[Stored data]

========

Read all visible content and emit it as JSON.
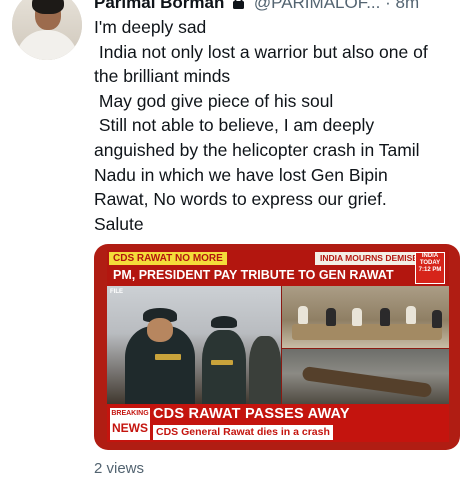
{
  "author": {
    "name": "Parimal Borman",
    "handle": "@PARIMALOF...",
    "separator": "·",
    "time": "8m"
  },
  "tweet": {
    "lines": [
      "I'm deeply sad",
      " India not only lost a warrior but also one of",
      "the brilliant minds",
      " May god give piece of his soul",
      " Still not able to believe, I am deeply",
      "anguished by the helicopter crash in Tamil",
      "Nadu in which we have lost Gen Bipin",
      "Rawat, No words to express our grief.",
      "Salute"
    ]
  },
  "media": {
    "tag_left": "CDS RAWAT NO MORE",
    "tag_mid": "INDIA MOURNS DEMISE",
    "headline": "PM, PRESIDENT PAY TRIBUTE TO GEN RAWAT",
    "file_tag": "FILE",
    "logo_line1": "INDIA",
    "logo_line2": "TODAY",
    "logo_time": "7:12 PM",
    "breaking_line1": "BREAKING",
    "breaking_line2": "NEWS",
    "main_caption": "CDS RAWAT PASSES AWAY",
    "sub_caption": "CDS General Rawat dies in a crash"
  },
  "footer": {
    "views": "2 views"
  },
  "colors": {
    "text": "#0f1419",
    "muted": "#536471",
    "news_red": "#c4140e",
    "news_yellow": "#f4dc3a"
  }
}
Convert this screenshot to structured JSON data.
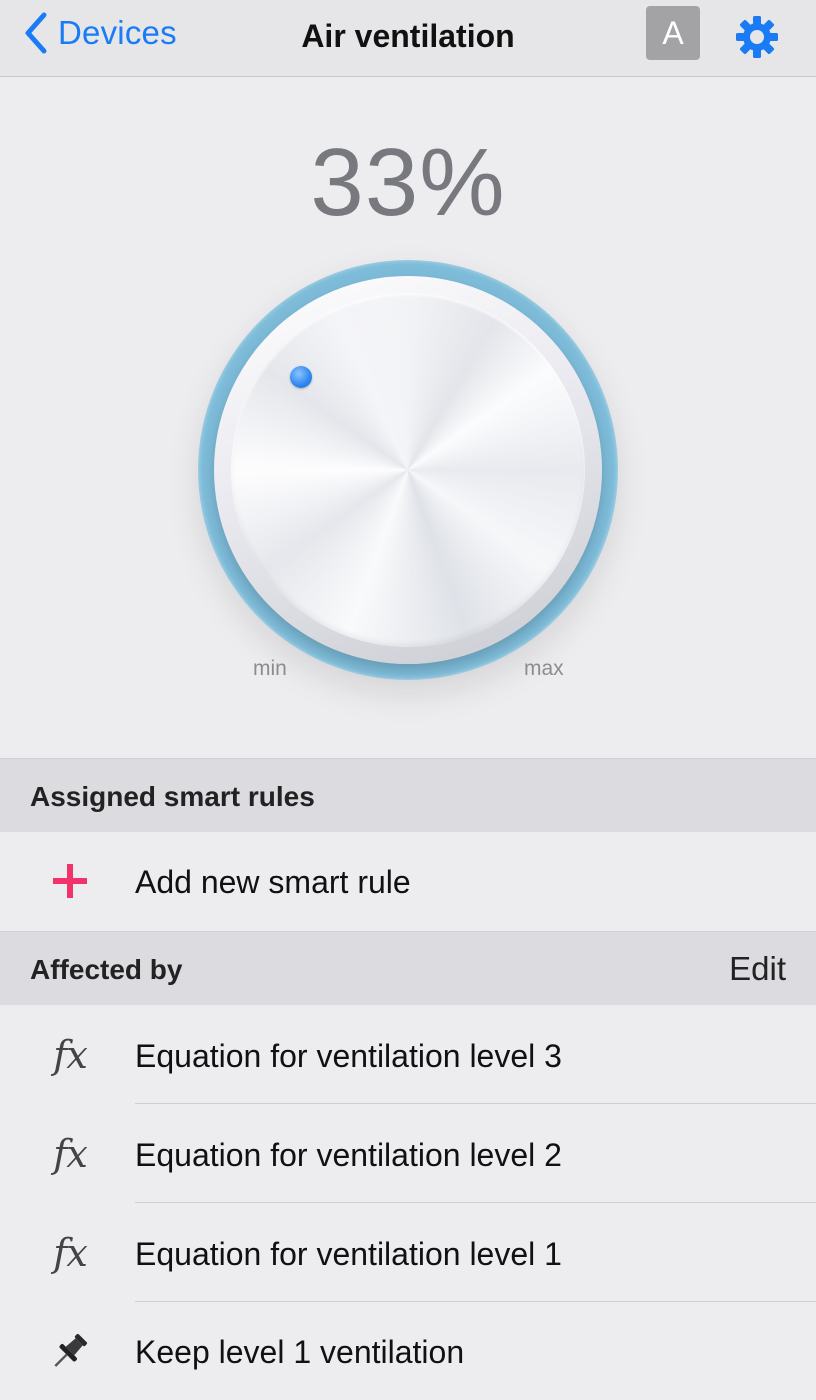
{
  "nav": {
    "back_label": "Devices",
    "title": "Air ventilation",
    "mode_badge": "A",
    "settings_icon": "gear-icon",
    "accent_color": "#1a7cf5"
  },
  "knob": {
    "level_text": "33%",
    "level_fraction": 0.33,
    "min_label": "min",
    "max_label": "max",
    "ring_color": "#7bbad8",
    "indicator_color": "#2e86f0"
  },
  "smart_rules": {
    "header": "Assigned smart rules",
    "add_label": "Add new smart rule",
    "add_icon": "plus-icon",
    "add_icon_color": "#f0336b"
  },
  "affected_by": {
    "header": "Affected by",
    "edit_label": "Edit",
    "items": [
      {
        "icon": "function-icon",
        "icon_text": "fx",
        "label": "Equation for ventilation level 3"
      },
      {
        "icon": "function-icon",
        "icon_text": "fx",
        "label": "Equation for ventilation level 2"
      },
      {
        "icon": "function-icon",
        "icon_text": "fx",
        "label": "Equation for ventilation level 1"
      },
      {
        "icon": "pin-icon",
        "label": "Keep level 1 ventilation"
      }
    ]
  }
}
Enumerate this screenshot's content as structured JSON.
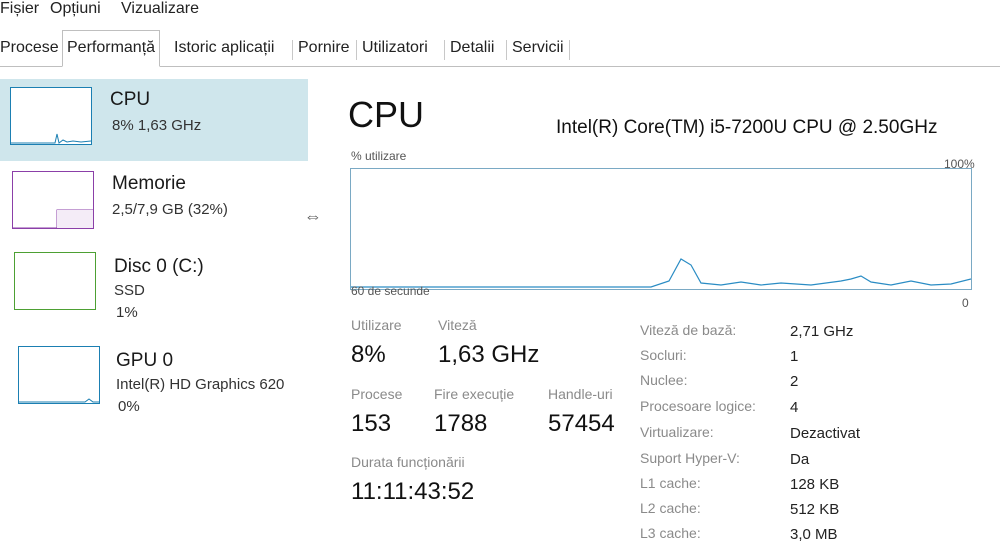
{
  "menu": {
    "items": [
      "Fișier",
      "Opțiuni",
      "Vizualizare"
    ]
  },
  "tabs": [
    {
      "label": "Procese"
    },
    {
      "label": "Performanță"
    },
    {
      "label": "Istoric aplicații"
    },
    {
      "label": "Pornire"
    },
    {
      "label": "Utilizatori"
    },
    {
      "label": "Detalii"
    },
    {
      "label": "Servicii"
    }
  ],
  "sidebar": {
    "items": [
      {
        "title": "CPU",
        "line1": "8% 1,63 GHz",
        "line2": "",
        "color": "#1b7fb2"
      },
      {
        "title": "Memorie",
        "line1": "2,5/7,9 GB (32%)",
        "line2": "",
        "color": "#8b3fa8"
      },
      {
        "title": "Disc 0 (C:)",
        "line1": "SSD",
        "line2": "1%",
        "color": "#4da033"
      },
      {
        "title": "GPU 0",
        "line1": "Intel(R) HD Graphics 620",
        "line2": "0%",
        "color": "#1b7fb2"
      }
    ]
  },
  "main": {
    "title": "CPU",
    "cpu_model": "Intel(R) Core(TM) i5-7200U CPU @ 2.50GHz",
    "graph": {
      "ylabel": "% utilizare",
      "ymax_label": "100%",
      "xlabel": "60 de secunde",
      "ymin_label": "0",
      "line_color": "#2a8cc4"
    },
    "stats": {
      "utilization": {
        "label": "Utilizare",
        "value": "8%"
      },
      "speed": {
        "label": "Viteză",
        "value": "1,63 GHz"
      },
      "processes": {
        "label": "Procese",
        "value": "153"
      },
      "threads": {
        "label": "Fire execuție",
        "value": "1788"
      },
      "handles": {
        "label": "Handle-uri",
        "value": "57454"
      },
      "uptime": {
        "label": "Durata funcționării",
        "value": "11:11:43:52"
      }
    },
    "specs": [
      {
        "label": "Viteză de bază:",
        "value": "2,71 GHz"
      },
      {
        "label": "Socluri:",
        "value": "1"
      },
      {
        "label": "Nuclee:",
        "value": "2"
      },
      {
        "label": "Procesoare logice:",
        "value": "4"
      },
      {
        "label": "Virtualizare:",
        "value": "Dezactivat"
      },
      {
        "label": "Suport Hyper-V:",
        "value": "Da"
      },
      {
        "label": "L1 cache:",
        "value": "128 KB"
      },
      {
        "label": "L2 cache:",
        "value": "512 KB"
      },
      {
        "label": "L3 cache:",
        "value": "3,0 MB"
      }
    ]
  }
}
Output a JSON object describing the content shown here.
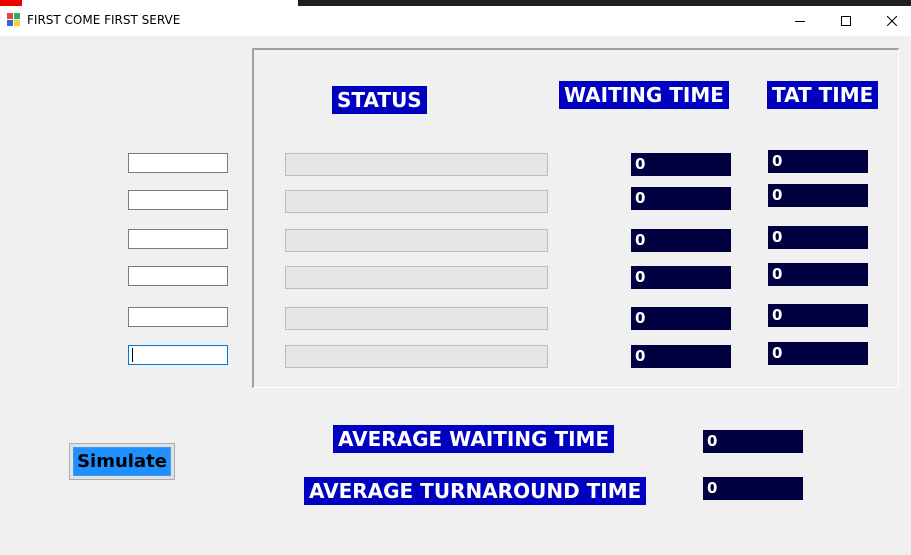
{
  "window": {
    "title": "FIRST COME FIRST SERVE"
  },
  "headers": {
    "status": "STATUS",
    "waiting_time": "WAITING TIME",
    "tat_time": "TAT TIME"
  },
  "rows": [
    {
      "waiting": "0",
      "tat": "0"
    },
    {
      "waiting": "0",
      "tat": "0"
    },
    {
      "waiting": "0",
      "tat": "0"
    },
    {
      "waiting": "0",
      "tat": "0"
    },
    {
      "waiting": "0",
      "tat": "0"
    },
    {
      "waiting": "0",
      "tat": "0"
    }
  ],
  "averages": {
    "waiting_label": "AVERAGE WAITING TIME",
    "waiting_value": "0",
    "turnaround_label": "AVERAGE TURNAROUND TIME",
    "turnaround_value": "0"
  },
  "actions": {
    "simulate": "Simulate"
  },
  "colors": {
    "header_bg": "#0000c0",
    "value_bg": "#000040",
    "button_bg": "#1e90ff"
  }
}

========

> _JOB_: Repeat the entries exactly and keep the pictures out of the copy.

> _FULL RESPONSE_:
Read all visible content and emit it as JSON.
{
  "author": {
    "name": "Parimal Borman",
    "handle": "@PARIMALOF...",
    "separator": "·",
    "time": "8m"
  },
  "tweet": {
    "lines": [
      "I'm deeply sad",
      " India not only lost a warrior but also one of",
      "the brilliant minds",
      " May god give piece of his soul",
      " Still not able to believe, I am deeply",
      "anguished by the helicopter crash in Tamil",
      "Nadu in which we have lost Gen Bipin",
      "Rawat, No words to express our grief.",
      "Salute"
    ]
  },
  "media": {
    "tag_left": "CDS RAWAT NO MORE",
    "tag_mid": "INDIA MOURNS DEMISE",
    "headline": "PM, PRESIDENT PAY TRIBUTE TO GEN RAWAT",
    "file_tag": "FILE",
    "logo_line1": "INDIA",
    "logo_line2": "TODAY",
    "logo_time": "7:12 PM",
    "breaking_line1": "BREAKING",
    "breaking_line2": "NEWS",
    "main_caption": "CDS RAWAT PASSES AWAY",
    "sub_caption": "CDS General Rawat dies in a crash"
  },
  "footer": {
    "views": "2 views"
  },
  "colors": {
    "text": "#0f1419",
    "muted": "#536471",
    "news_red": "#c4140e",
    "news_yellow": "#f4dc3a"
  }
}
Convert this screenshot to structured JSON data.
{
  "nav": {
    "back_label": "Devices",
    "title": "Air ventilation",
    "mode_badge": "A",
    "settings_icon": "gear-icon",
    "accent_color": "#1a7cf5"
  },
  "knob": {
    "level_text": "33%",
    "level_fraction": 0.33,
    "min_label": "min",
    "max_label": "max",
    "ring_color": "#7bbad8",
    "indicator_color": "#2e86f0"
  },
  "smart_rules": {
    "header": "Assigned smart rules",
    "add_label": "Add new smart rule",
    "add_icon": "plus-icon",
    "add_icon_color": "#f0336b"
  },
  "affected_by": {
    "header": "Affected by",
    "edit_label": "Edit",
    "items": [
      {
        "icon": "function-icon",
        "icon_text": "fx",
        "label": "Equation for ventilation level 3"
      },
      {
        "icon": "function-icon",
        "icon_text": "fx",
        "label": "Equation for ventilation level 2"
      },
      {
        "icon": "function-icon",
        "icon_text": "fx",
        "label": "Equation for ventilation level 1"
      },
      {
        "icon": "pin-icon",
        "label": "Keep level 1 ventilation"
      }
    ]
  }
}
Enumerate this screenshot's content as structured JSON.
{
  "menu": {
    "items": [
      "Fișier",
      "Opțiuni",
      "Vizualizare"
    ]
  },
  "tabs": [
    {
      "label": "Procese"
    },
    {
      "label": "Performanță"
    },
    {
      "label": "Istoric aplicații"
    },
    {
      "label": "Pornire"
    },
    {
      "label": "Utilizatori"
    },
    {
      "label": "Detalii"
    },
    {
      "label": "Servicii"
    }
  ],
  "sidebar": {
    "items": [
      {
        "title": "CPU",
        "line1": "8% 1,63 GHz",
        "line2": "",
        "color": "#1b7fb2"
      },
      {
        "title": "Memorie",
        "line1": "2,5/7,9 GB (32%)",
        "line2": "",
        "color": "#8b3fa8"
      },
      {
        "title": "Disc 0 (C:)",
        "line1": "SSD",
        "line2": "1%",
        "color": "#4da033"
      },
      {
        "title": "GPU 0",
        "line1": "Intel(R) HD Graphics 620",
        "line2": "0%",
        "color": "#1b7fb2"
      }
    ]
  },
  "main": {
    "title": "CPU",
    "cpu_model": "Intel(R) Core(TM) i5-7200U CPU @ 2.50GHz",
    "graph": {
      "ylabel": "% utilizare",
      "ymax_label": "100%",
      "xlabel": "60 de secunde",
      "ymin_label": "0",
      "line_color": "#2a8cc4"
    },
    "stats": {
      "utilization": {
        "label": "Utilizare",
        "value": "8%"
      },
      "speed": {
        "label": "Viteză",
        "value": "1,63 GHz"
      },
      "processes": {
        "label": "Procese",
        "value": "153"
      },
      "threads": {
        "label": "Fire execuție",
        "value": "1788"
      },
      "handles": {
        "label": "Handle-uri",
        "value": "57454"
      },
      "uptime": {
        "label": "Durata funcționării",
        "value": "11:11:43:52"
      }
    },
    "specs": [
      {
        "label": "Viteză de bază:",
        "value": "2,71 GHz"
      },
      {
        "label": "Socluri:",
        "value": "1"
      },
      {
        "label": "Nuclee:",
        "value": "2"
      },
      {
        "label": "Procesoare logice:",
        "value": "4"
      },
      {
        "label": "Virtualizare:",
        "value": "Dezactivat"
      },
      {
        "label": "Suport Hyper-V:",
        "value": "Da"
      },
      {
        "label": "L1 cache:",
        "value": "128 KB"
      },
      {
        "label": "L2 cache:",
        "value": "512 KB"
      },
      {
        "label": "L3 cache:",
        "value": "3,0 MB"
      }
    ]
  }
}
Output a JSON object describing the content shown here.
{
  "window": {
    "title": "FIRST COME FIRST SERVE"
  },
  "headers": {
    "status": "STATUS",
    "waiting_time": "WAITING TIME",
    "tat_time": "TAT TIME"
  },
  "rows": [
    {
      "waiting": "0",
      "tat": "0"
    },
    {
      "waiting": "0",
      "tat": "0"
    },
    {
      "waiting": "0",
      "tat": "0"
    },
    {
      "waiting": "0",
      "tat": "0"
    },
    {
      "waiting": "0",
      "tat": "0"
    },
    {
      "waiting": "0",
      "tat": "0"
    }
  ],
  "averages": {
    "waiting_label": "AVERAGE WAITING TIME",
    "waiting_value": "0",
    "turnaround_label": "AVERAGE TURNAROUND TIME",
    "turnaround_value": "0"
  },
  "actions": {
    "simulate": "Simulate"
  },
  "colors": {
    "header_bg": "#0000c0",
    "value_bg": "#000040",
    "button_bg": "#1e90ff"
  }
}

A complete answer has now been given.